• _Text segment_
[start]

Winter 2021–22 issue

Winter 2021–22 issue

Flash Art International

Cover: Ser Serpas, tracing listicle generation toppling, 2021. Found objects, mixed materials. Dimensions variable. Sculpture made for Dora Budor’s exhibition “Autoreduction” at Progetto, Lecce, 2021. Photography by Simon Veres. Courtesy of the artist; Progetto, Lecce; and Karma International, Zurich.

December 3, 2021
Winter 2021–22 issue

Deliberately without a title or apparent orientation, this issue, arriving at the turn of the year, accompanies a time of profound ecological, social, and technological transition. Despite the necessity and hope for a return to a more human dimension, to a relationship with the other and especially with the natural world, we see instead a push toward other dimensions: the imminent Metaverse and the rise of cryptocurrency suggest that resources have been diverted elsewhere. Hovering between humanity and the Metaverse, this winter issue of Flash Art is a message to be swallowed in small doses.

The sculptures of Ser Serpas, our cover story for this issue, are emblematic of such “transient moments,” as Ingrid Luquet-Gad notes. These works are the result of a process in which language literally intersects residue—materials that for society have become objects of waste, of abandonment. In some sense the world’s ecosystem is gradually losing its boundaries, entering into a new era of increasingly unstable subjectivity, as is particularly evident in Korakrit Arunanondchai’s vision of the world as Stefanie Hessler points out.

Meanwhile artists, activists, and thinkers are beginning to occupy a new dimension of the digital realm, which is why we present here a special section called Crypto Art’s New Ecology, which further probes issues raised by Flash Art’s digital column The Uncanny Valley. The section includes a panel discussion, a reflection on the prehistory of crypto, and a conversation with Simon Denny. Following a similar line of inquiry, in this issue Eleonora Milani speaks with Nick Hackworth and Pippa Hornby, whose historic London gallery now reenters the art system as Paradise Row Projects, a year-long nonprofit curatorial project with a social and environmental focus and a metaverse platform. Where will this turnaround lead? It’s too early to tell, but perhaps Thomas Demand’s “empty” worlds are a plausible projected outcome of a bulimic control over psychodata as maintained by corporate and governmental entities. As Ella Plevin notes, “What choice is there but disappear or pick a role?”

[end]

• _Written instruction 1_
What is the name of the special section presented in the Flash Art editorial?
• _Written instruction 2_
Transcribe the Flash Art editorial from "December 3, 2021" to "in small doses.".
• _Written instruction 3_
Write the next part of the Flash Art editorial, starting after its last sentence.

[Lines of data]

[start]

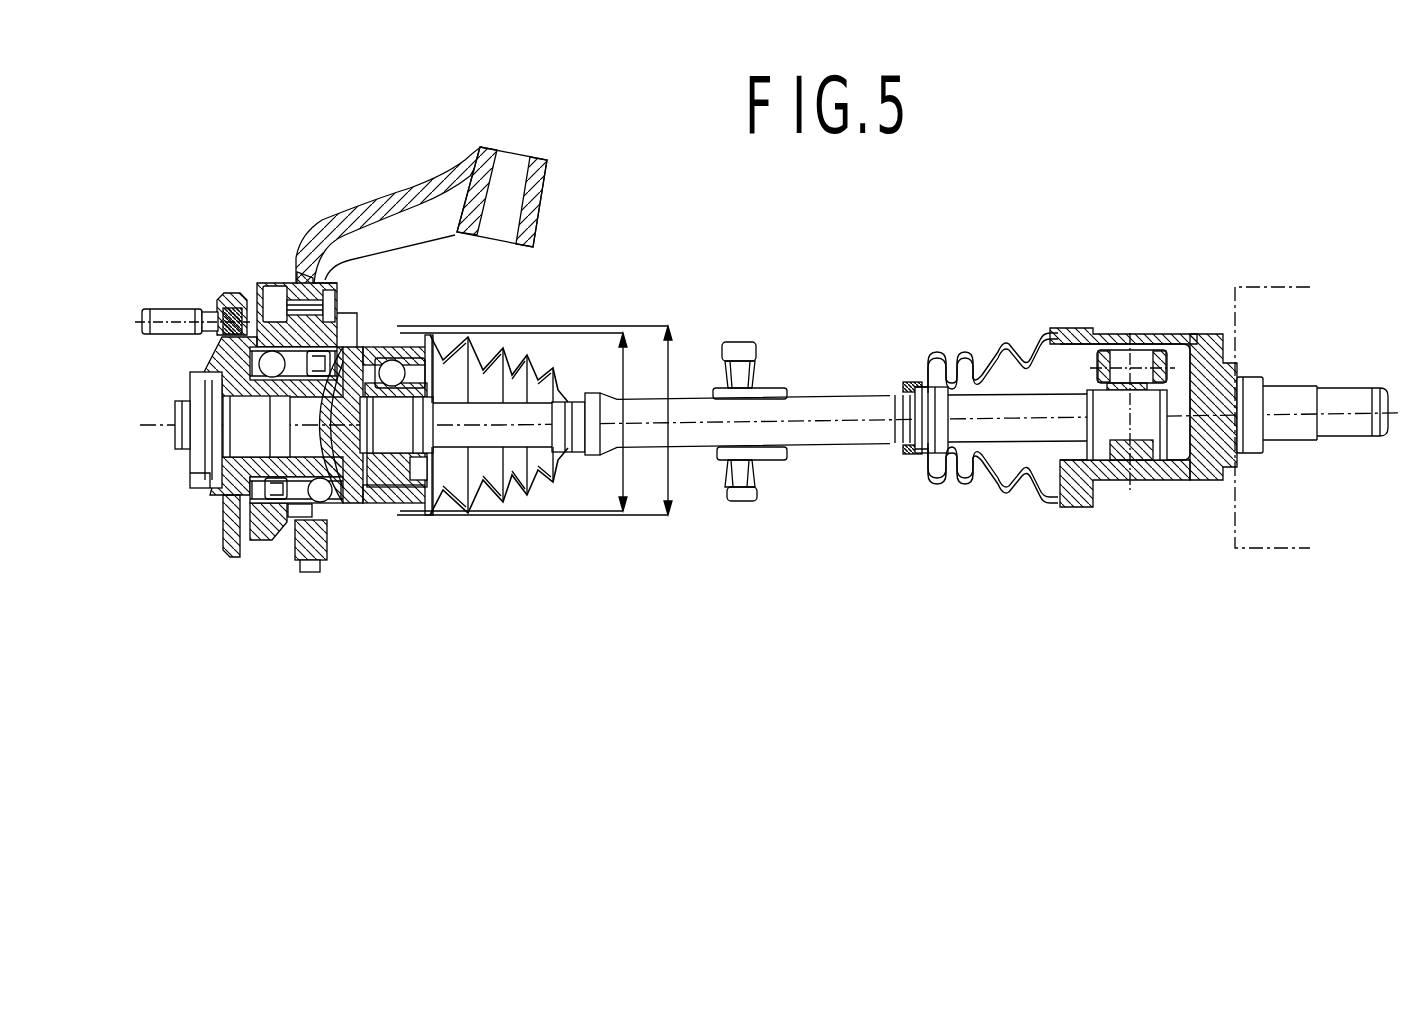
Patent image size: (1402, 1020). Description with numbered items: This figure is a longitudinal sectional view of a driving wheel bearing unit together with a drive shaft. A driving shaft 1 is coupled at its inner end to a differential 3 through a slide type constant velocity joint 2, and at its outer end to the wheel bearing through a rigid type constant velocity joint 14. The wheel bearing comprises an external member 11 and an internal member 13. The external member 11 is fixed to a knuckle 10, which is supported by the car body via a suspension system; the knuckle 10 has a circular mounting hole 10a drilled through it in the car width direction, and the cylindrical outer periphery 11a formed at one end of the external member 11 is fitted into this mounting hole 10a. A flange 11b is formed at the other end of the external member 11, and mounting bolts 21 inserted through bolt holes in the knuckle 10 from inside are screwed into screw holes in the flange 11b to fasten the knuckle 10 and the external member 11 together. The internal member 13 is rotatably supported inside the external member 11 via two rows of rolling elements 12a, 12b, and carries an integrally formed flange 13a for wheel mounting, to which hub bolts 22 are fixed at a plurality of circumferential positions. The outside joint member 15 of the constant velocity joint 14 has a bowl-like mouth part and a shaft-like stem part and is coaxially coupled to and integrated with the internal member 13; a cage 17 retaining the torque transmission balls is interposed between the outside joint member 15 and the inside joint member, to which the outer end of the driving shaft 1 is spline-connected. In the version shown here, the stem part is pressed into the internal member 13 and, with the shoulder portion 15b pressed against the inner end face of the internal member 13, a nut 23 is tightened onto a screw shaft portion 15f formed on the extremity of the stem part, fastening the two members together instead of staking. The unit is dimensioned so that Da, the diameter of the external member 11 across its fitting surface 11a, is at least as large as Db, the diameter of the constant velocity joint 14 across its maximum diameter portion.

The driving shaft 1 is at (826, 395).
The slide type constant velocity joint 2 is at (1104, 333).
The differential 3 is at (1248, 283).
The knuckle 10 is at (407, 190).
The mounting hole 10a is at (313, 512).
The external member 11 is at (272, 534).
The cylindrical outer periphery 11a is at (337, 336).
The flange 11b is at (278, 285).
The rolling elements 12a is at (240, 489).
The rolling elements 12b is at (312, 510).
The internal member 13 is at (190, 375).
The flange 13a is at (233, 292).
The rigid type constant velocity joint 14 is at (503, 542).
The outside joint member 15 is at (393, 493).
The shoulder portion 15b is at (294, 494).
The screw shaft portion 15f is at (178, 434).
The cage 17 is at (400, 352).
The mounting bolts 21 is at (343, 287).
The hub bolts 22 is at (163, 307).
The nut 23 is at (197, 457).
The diameter of the external member across its fitting surface Da is at (683, 480).
The diameter of the constant velocity joint across its maximum diameter portion Db is at (637, 497).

[end]

• _Exercise result 1_
Crypto Art’s New Ecology.

• _Exercise result 2_
December 3, 2021
Winter 2021–22 issue

Deliberately without a title or apparent orientation, this issue, arriving at the turn of the year, accompanies a time of profound ecological, social, and technological transition. Despite the necessity and hope for a return to a more human dimension, to a relationship with the other and especially with the natural world, we see instead a push toward other dimensions: the imminent Metaverse and the rise of cryptocurrency suggest that resources have been diverted elsewhere. Hovering between humanity and the Metaverse, this winter issue of Flash Art is a message to be swallowed in small doses.

• _Exercise result 3_
Often artists are called upon to occupy the role of demiurge of universal human feelings. This is the case with Adam Farah, in whose research Eliel Jones recognizes the ability to bring vulnerability and empathy back into spaces of engagement and sociality; or Pauline Curnier Jardin, whose work—analyzed in the final episode of her column The Age of Love — is considered by Chus Martínez to be an effort to erase the binaries that divide conscious and unconscious processes.

In addition, Andrea Bellini traces with Akeem Smith the anthropological roots of his research; Charlie Robin Jones analyzes Arc’Teryx, the first brand to embrace the rise of technical outdoor apparel within the comforts of the city; and Eli Ping, in Letter from the City, discusses his ambiguous relationship with the city and with anger.

Also in this issue: Pascale Krief reflects on issues around institutional funding and resources, especially in light of the revival of “museum bashing” in France; on the other hand, Fredi Fischli and Niels Olsen’s provocative theories accompanying REPLICANTS, a visual essay curated by Armature Globale, call for a new museology driven by young collectives.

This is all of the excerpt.